PROMPT >> Provide the number of lines containing the word "this", and nothing else.
— START ENTRIES PROVIDED —
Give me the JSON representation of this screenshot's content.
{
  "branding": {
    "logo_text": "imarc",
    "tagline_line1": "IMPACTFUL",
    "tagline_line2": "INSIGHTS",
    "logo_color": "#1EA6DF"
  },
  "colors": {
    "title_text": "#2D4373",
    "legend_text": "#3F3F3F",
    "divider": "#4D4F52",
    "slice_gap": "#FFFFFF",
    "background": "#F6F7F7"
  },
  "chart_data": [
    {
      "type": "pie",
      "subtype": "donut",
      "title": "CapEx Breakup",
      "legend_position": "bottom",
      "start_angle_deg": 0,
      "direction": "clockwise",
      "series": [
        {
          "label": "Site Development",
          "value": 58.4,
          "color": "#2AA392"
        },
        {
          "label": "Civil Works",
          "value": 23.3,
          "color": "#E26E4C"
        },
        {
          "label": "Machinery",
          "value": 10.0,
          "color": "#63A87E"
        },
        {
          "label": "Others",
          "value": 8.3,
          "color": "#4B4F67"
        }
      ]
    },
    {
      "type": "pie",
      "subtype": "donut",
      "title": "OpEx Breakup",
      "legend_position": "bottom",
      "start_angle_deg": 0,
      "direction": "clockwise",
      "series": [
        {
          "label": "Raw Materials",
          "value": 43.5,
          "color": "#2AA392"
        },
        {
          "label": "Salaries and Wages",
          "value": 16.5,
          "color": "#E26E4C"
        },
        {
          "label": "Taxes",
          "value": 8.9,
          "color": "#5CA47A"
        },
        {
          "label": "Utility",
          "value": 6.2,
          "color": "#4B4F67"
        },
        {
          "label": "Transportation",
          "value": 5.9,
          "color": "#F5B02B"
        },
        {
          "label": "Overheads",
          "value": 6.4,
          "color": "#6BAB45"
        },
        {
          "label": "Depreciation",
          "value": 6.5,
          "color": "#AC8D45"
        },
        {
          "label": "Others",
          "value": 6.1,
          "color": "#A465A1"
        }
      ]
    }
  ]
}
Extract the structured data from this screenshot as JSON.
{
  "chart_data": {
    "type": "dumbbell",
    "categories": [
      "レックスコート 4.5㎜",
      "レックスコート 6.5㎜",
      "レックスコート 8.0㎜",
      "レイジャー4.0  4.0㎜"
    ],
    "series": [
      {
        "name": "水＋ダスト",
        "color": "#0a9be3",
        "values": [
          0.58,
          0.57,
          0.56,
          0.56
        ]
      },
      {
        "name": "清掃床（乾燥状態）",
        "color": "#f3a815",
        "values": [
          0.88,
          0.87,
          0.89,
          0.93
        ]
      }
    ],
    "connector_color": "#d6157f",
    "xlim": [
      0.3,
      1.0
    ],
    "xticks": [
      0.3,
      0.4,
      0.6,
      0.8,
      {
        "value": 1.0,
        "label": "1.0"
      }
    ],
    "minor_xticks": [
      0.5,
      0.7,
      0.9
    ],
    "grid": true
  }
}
— END ENTRIES PROVIDED —
— START ENTRIES PROVIDED —
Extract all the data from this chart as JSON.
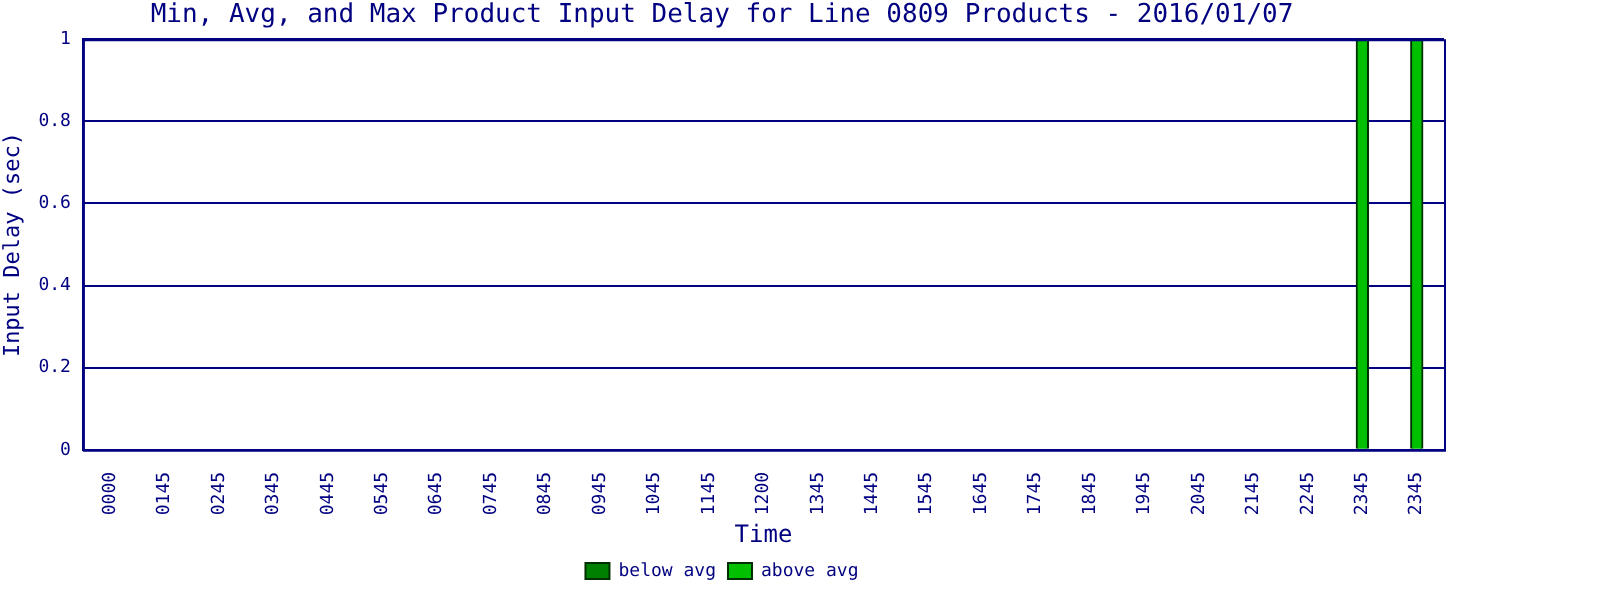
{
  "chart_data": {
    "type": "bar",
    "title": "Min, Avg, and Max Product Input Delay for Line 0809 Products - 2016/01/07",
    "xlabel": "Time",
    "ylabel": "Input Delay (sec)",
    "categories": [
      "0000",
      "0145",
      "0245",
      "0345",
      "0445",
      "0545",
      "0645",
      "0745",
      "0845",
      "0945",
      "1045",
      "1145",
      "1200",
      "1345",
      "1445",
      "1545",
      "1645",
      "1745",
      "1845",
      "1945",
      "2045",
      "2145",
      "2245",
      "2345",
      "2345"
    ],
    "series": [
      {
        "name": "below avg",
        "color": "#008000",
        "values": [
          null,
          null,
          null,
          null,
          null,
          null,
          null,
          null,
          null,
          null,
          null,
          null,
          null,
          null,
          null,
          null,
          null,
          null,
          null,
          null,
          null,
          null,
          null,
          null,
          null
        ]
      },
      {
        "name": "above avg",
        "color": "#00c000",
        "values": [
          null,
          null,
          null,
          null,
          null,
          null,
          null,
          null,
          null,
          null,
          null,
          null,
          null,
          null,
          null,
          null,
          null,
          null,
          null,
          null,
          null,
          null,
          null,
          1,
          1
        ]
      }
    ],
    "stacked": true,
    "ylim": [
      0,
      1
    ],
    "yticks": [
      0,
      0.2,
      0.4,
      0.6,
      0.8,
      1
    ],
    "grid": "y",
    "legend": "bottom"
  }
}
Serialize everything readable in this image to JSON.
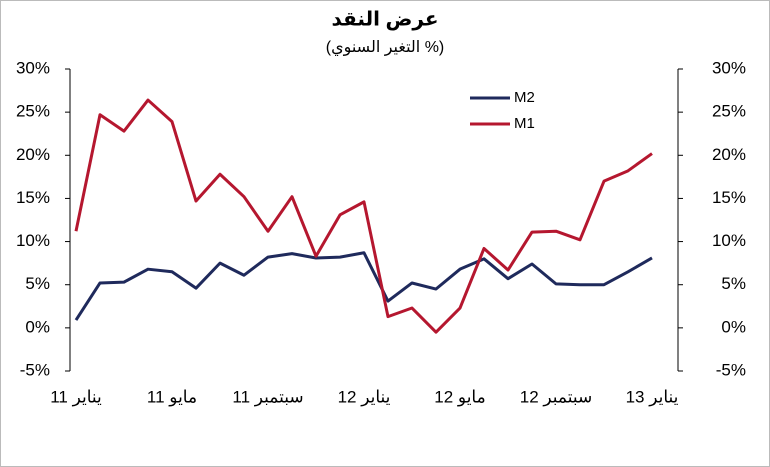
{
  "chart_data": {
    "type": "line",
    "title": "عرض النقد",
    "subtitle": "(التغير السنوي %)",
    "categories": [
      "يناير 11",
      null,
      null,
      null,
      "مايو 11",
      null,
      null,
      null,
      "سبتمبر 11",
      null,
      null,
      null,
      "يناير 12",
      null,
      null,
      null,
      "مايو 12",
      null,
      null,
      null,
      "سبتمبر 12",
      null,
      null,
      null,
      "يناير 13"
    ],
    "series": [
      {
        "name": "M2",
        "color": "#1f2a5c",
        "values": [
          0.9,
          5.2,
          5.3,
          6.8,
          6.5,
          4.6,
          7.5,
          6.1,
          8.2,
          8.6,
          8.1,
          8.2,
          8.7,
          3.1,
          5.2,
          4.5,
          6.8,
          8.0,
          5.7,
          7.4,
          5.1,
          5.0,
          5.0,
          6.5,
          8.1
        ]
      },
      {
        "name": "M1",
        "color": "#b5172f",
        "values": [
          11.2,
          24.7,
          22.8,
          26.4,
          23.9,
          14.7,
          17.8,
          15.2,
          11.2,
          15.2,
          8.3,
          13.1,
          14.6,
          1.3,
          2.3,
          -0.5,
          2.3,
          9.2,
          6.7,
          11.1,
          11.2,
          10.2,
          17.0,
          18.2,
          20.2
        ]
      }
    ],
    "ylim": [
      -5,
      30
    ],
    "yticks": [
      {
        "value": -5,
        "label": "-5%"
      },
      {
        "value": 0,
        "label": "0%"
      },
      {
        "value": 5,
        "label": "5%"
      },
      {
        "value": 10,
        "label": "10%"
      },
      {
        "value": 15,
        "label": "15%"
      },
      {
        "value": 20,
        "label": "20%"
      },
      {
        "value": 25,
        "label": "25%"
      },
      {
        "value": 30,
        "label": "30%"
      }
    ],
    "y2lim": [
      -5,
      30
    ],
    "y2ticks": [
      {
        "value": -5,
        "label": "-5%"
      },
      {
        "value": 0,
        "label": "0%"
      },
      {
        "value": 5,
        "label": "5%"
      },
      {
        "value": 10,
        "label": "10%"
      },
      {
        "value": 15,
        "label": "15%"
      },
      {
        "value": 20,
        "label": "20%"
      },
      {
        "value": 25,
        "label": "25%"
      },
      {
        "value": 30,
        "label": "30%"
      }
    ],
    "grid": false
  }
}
— END ENTRIES PROVIDED —
SOLVED PROBLEM >> 4